_Prompt_: Copy every entry word for word, but skip the pictures.

_Rows_:
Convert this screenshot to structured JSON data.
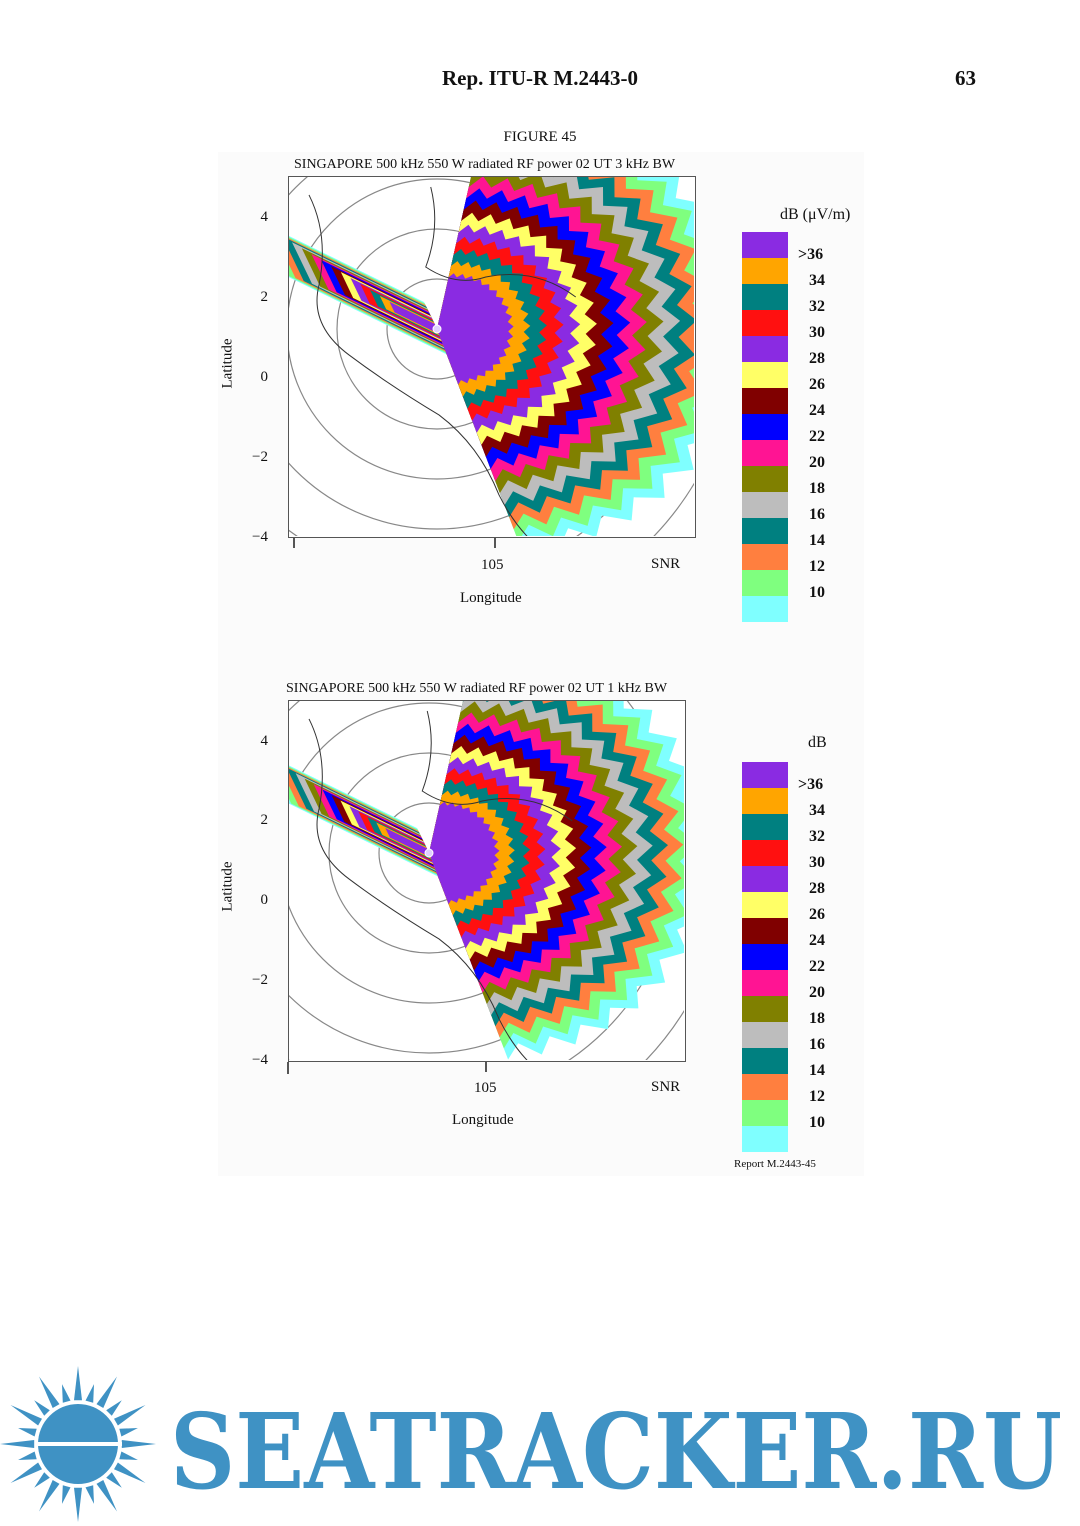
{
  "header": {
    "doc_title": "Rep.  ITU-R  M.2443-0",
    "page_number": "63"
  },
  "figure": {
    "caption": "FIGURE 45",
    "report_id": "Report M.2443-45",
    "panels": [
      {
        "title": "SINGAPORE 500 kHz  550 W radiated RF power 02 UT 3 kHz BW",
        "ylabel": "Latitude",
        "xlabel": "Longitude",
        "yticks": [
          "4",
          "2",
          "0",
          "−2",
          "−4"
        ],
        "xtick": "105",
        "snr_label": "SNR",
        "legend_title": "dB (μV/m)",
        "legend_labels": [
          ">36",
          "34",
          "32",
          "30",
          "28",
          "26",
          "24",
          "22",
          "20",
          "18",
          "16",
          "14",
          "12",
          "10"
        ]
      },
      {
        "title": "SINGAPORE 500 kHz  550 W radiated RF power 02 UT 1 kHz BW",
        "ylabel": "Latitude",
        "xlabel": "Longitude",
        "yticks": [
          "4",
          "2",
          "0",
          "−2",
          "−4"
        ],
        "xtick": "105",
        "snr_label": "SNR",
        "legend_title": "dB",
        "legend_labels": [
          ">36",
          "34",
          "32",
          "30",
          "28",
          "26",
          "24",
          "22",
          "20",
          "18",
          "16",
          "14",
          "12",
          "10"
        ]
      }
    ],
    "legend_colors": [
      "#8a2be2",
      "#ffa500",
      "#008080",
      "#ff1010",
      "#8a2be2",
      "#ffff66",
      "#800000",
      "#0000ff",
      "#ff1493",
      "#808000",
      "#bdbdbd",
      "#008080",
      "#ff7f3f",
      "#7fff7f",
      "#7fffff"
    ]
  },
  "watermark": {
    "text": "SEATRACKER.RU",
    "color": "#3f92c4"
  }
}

_Response to the task_:
Convert this screenshot to structured JSON data.
{
  "header": {
    "doc_title": "Rep.  ITU-R  M.2443-0",
    "page_number": "63"
  },
  "figure": {
    "caption": "FIGURE 45",
    "report_id": "Report M.2443-45",
    "panels": [
      {
        "title": "SINGAPORE 500 kHz  550 W radiated RF power 02 UT 3 kHz BW",
        "ylabel": "Latitude",
        "xlabel": "Longitude",
        "yticks": [
          "4",
          "2",
          "0",
          "−2",
          "−4"
        ],
        "xtick": "105",
        "snr_label": "SNR",
        "legend_title": "dB (μV/m)",
        "legend_labels": [
          ">36",
          "34",
          "32",
          "30",
          "28",
          "26",
          "24",
          "22",
          "20",
          "18",
          "16",
          "14",
          "12",
          "10"
        ]
      },
      {
        "title": "SINGAPORE 500 kHz  550 W radiated RF power 02 UT 1 kHz BW",
        "ylabel": "Latitude",
        "xlabel": "Longitude",
        "yticks": [
          "4",
          "2",
          "0",
          "−2",
          "−4"
        ],
        "xtick": "105",
        "snr_label": "SNR",
        "legend_title": "dB",
        "legend_labels": [
          ">36",
          "34",
          "32",
          "30",
          "28",
          "26",
          "24",
          "22",
          "20",
          "18",
          "16",
          "14",
          "12",
          "10"
        ]
      }
    ],
    "legend_colors": [
      "#8a2be2",
      "#ffa500",
      "#008080",
      "#ff1010",
      "#8a2be2",
      "#ffff66",
      "#800000",
      "#0000ff",
      "#ff1493",
      "#808000",
      "#bdbdbd",
      "#008080",
      "#ff7f3f",
      "#7fff7f",
      "#7fffff"
    ]
  },
  "watermark": {
    "text": "SEATRACKER.RU",
    "color": "#3f92c4"
  }
}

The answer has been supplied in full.